[Dataset items]
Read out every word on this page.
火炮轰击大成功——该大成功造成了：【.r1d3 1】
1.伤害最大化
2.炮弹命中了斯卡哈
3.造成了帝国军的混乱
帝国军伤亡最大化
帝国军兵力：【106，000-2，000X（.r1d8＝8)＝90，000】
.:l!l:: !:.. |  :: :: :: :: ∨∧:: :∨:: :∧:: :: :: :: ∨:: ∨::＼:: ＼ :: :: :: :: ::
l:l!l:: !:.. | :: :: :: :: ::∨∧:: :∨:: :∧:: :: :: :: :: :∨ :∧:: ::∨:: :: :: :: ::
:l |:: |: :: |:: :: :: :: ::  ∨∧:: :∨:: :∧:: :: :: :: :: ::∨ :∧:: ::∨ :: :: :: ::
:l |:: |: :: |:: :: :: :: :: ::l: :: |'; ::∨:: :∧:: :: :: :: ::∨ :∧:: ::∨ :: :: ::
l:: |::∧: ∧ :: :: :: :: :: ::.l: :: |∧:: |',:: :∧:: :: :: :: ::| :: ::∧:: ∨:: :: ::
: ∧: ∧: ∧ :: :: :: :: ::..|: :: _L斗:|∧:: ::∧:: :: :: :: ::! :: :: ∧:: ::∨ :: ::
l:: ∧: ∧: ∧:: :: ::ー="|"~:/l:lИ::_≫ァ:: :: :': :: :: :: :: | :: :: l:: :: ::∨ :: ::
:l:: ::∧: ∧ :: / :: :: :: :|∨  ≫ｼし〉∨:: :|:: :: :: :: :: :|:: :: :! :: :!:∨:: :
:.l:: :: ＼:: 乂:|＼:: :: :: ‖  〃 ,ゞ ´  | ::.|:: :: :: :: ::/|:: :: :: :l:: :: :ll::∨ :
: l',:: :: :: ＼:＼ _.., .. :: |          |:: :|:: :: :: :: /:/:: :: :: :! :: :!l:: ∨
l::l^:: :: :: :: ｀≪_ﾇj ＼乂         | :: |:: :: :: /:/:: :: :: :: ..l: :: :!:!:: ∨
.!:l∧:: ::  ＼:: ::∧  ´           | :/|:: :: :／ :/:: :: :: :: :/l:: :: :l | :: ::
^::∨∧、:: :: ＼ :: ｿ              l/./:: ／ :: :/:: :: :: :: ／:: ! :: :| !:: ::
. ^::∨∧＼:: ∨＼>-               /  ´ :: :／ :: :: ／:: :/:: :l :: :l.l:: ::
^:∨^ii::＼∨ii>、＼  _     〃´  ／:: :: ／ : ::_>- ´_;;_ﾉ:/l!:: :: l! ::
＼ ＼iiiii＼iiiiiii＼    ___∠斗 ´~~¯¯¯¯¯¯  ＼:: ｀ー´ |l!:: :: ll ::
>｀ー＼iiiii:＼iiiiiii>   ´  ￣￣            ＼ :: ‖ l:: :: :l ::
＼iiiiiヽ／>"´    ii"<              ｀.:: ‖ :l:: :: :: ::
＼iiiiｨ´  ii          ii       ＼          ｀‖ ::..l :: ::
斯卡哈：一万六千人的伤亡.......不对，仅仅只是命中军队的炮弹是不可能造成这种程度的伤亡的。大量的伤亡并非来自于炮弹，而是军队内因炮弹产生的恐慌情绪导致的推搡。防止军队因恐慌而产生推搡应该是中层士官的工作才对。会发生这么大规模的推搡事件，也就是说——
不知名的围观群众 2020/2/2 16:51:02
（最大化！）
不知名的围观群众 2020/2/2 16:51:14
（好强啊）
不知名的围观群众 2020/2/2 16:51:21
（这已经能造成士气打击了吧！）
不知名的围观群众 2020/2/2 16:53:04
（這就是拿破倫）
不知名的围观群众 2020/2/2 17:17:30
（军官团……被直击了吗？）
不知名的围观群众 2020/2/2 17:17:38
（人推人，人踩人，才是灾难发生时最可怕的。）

— STATED GOAL —
Collect every line with the string "不知名的围观群众" from the records, and copy each.

— ANSWER TO THE PROBLEM —
不知名的围观群众 2020/2/2 16:51:02
不知名的围观群众 2020/2/2 16:51:14
不知名的围观群众 2020/2/2 16:51:21
不知名的围观群众 2020/2/2 16:53:04
不知名的围观群众 2020/2/2 17:17:30
不知名的围观群众 2020/2/2 17:17:38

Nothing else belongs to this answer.